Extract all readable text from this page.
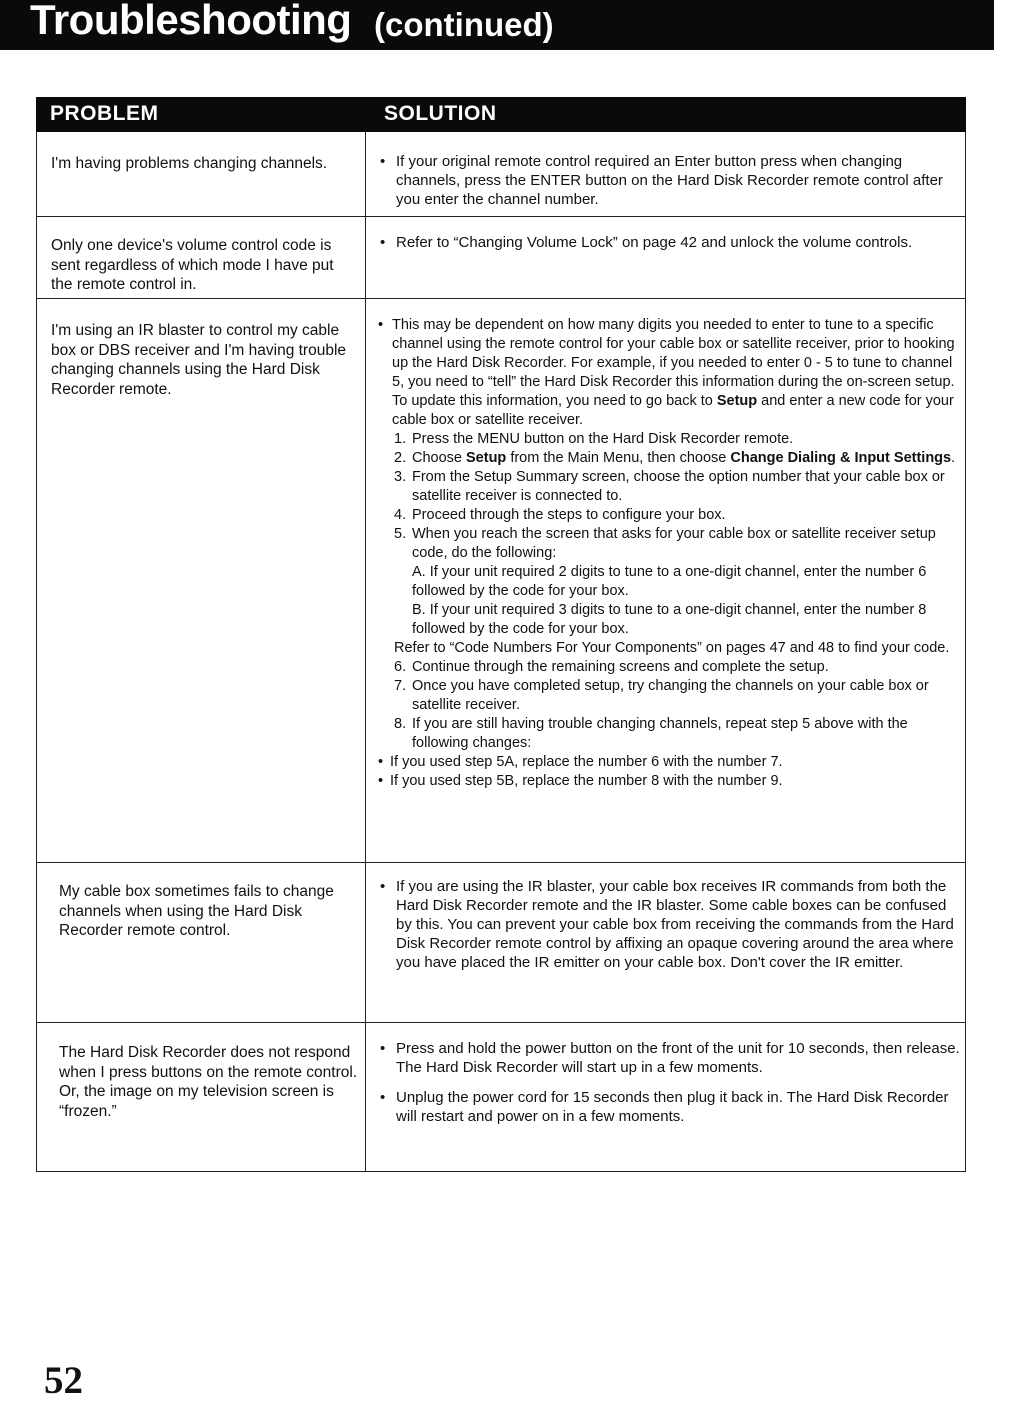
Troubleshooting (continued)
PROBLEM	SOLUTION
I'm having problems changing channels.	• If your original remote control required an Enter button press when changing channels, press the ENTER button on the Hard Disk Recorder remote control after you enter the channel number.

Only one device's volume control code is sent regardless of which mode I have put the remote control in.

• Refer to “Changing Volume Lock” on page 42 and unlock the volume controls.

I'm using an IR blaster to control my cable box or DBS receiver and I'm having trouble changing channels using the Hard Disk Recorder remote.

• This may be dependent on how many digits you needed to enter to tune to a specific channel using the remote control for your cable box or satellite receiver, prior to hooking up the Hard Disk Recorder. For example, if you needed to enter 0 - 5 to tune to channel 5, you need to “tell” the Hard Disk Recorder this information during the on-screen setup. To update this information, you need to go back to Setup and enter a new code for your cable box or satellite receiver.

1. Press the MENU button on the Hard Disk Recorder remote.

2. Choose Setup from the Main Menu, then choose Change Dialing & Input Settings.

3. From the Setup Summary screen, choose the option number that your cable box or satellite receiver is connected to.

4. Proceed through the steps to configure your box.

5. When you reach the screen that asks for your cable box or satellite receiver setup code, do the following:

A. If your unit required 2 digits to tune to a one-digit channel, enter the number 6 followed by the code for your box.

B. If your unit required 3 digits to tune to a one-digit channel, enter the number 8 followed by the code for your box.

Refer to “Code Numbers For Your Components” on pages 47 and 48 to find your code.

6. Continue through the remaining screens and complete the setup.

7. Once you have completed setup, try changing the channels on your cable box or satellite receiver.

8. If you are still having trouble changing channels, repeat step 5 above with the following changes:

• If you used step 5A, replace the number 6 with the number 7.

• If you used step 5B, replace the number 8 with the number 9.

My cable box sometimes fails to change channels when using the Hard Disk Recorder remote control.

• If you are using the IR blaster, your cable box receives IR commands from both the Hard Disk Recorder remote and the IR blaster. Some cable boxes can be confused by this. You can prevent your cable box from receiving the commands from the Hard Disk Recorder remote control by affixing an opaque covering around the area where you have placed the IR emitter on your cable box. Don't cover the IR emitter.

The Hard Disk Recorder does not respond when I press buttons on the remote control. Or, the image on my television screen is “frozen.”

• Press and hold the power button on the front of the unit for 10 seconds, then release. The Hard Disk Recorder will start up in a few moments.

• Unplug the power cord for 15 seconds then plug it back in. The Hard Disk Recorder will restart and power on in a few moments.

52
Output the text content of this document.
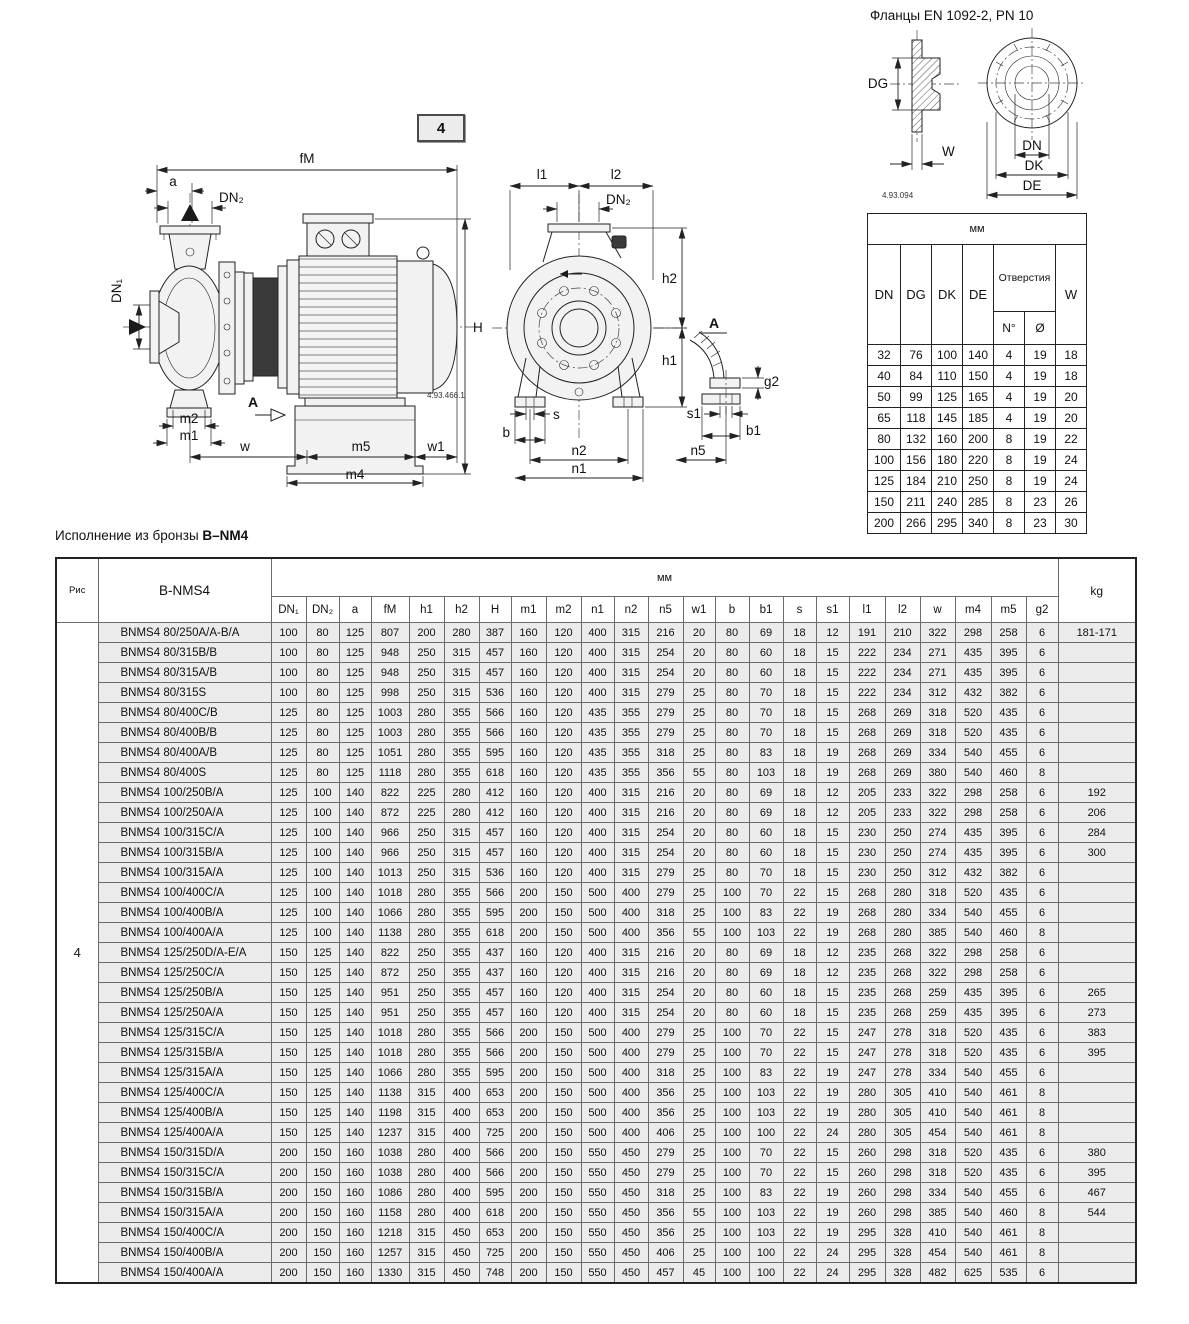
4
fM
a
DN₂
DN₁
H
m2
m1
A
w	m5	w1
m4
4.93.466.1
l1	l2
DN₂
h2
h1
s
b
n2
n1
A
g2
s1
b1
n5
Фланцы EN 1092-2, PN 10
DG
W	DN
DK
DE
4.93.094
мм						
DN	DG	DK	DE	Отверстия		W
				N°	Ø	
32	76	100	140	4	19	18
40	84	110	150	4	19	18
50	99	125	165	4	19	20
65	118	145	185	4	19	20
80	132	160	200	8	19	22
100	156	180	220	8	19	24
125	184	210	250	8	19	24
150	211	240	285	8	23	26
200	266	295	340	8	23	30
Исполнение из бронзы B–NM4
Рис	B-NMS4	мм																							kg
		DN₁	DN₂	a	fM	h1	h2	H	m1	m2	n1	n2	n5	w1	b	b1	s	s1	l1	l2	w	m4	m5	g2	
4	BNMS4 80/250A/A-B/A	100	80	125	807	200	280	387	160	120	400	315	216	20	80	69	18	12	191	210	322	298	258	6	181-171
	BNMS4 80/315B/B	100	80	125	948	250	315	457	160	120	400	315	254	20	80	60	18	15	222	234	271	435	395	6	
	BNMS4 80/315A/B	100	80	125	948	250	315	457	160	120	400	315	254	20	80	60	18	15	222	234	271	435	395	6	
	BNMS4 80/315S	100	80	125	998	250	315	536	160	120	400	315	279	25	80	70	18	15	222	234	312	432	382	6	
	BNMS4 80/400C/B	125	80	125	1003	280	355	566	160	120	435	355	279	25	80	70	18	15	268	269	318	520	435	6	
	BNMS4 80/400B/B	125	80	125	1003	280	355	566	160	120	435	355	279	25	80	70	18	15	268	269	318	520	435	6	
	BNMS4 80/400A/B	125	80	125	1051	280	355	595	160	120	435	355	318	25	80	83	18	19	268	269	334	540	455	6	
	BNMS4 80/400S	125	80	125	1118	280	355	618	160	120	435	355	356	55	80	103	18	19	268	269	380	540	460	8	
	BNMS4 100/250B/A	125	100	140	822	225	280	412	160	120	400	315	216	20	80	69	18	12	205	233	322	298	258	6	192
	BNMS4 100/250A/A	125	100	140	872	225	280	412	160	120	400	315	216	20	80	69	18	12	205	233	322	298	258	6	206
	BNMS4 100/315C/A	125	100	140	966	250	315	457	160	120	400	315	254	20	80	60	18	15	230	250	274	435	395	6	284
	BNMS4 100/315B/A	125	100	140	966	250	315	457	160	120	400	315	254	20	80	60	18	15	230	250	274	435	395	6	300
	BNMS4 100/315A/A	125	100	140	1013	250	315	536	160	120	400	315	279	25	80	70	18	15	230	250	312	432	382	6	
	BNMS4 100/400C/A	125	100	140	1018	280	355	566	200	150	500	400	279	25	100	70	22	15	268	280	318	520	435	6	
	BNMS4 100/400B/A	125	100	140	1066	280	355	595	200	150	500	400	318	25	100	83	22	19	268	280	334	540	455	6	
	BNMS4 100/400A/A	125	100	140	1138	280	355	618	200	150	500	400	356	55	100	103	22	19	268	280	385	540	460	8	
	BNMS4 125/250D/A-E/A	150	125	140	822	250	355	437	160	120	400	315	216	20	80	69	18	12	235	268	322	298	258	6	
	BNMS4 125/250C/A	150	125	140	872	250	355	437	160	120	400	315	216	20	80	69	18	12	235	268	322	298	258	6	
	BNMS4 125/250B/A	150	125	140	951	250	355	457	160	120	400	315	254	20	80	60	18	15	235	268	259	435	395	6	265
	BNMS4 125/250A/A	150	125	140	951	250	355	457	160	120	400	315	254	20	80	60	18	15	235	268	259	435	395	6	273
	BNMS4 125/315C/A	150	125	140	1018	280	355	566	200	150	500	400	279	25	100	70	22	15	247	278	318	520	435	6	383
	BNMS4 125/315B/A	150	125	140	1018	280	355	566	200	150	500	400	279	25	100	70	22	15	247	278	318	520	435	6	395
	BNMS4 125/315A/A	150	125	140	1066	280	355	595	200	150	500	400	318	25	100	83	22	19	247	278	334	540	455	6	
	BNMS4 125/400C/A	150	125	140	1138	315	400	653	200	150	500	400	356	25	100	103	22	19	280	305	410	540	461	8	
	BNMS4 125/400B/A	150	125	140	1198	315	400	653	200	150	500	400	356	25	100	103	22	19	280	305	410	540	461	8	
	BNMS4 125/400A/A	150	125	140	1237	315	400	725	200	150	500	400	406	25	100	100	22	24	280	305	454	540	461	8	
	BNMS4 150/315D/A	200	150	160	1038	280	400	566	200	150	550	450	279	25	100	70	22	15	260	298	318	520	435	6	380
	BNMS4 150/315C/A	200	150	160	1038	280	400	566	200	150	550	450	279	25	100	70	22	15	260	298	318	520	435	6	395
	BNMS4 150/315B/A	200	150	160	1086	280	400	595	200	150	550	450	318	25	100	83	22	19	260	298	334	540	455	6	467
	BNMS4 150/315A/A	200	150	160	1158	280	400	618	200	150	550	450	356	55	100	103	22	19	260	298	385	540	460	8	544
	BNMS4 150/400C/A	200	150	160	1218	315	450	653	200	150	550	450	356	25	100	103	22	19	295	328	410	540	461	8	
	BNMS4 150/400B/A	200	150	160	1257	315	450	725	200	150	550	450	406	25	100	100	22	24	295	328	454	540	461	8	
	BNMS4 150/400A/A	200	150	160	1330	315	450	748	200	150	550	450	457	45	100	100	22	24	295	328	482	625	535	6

============================================================

> TASK TO COMPLETE
Find all lines with "unit" in them and copy each one.

> THE COMPLETED TASK
A. If your unit required 2 digits to tune to a one-digit channel, enter the number 6 followed by the code for your box.
B. If your unit required 3 digits to tune to a one-digit channel, enter the number 8 followed by the code for your box.
• Press and hold the power button on the front of the unit for 10 seconds, then release. The Hard Disk Recorder will start up in a few moments.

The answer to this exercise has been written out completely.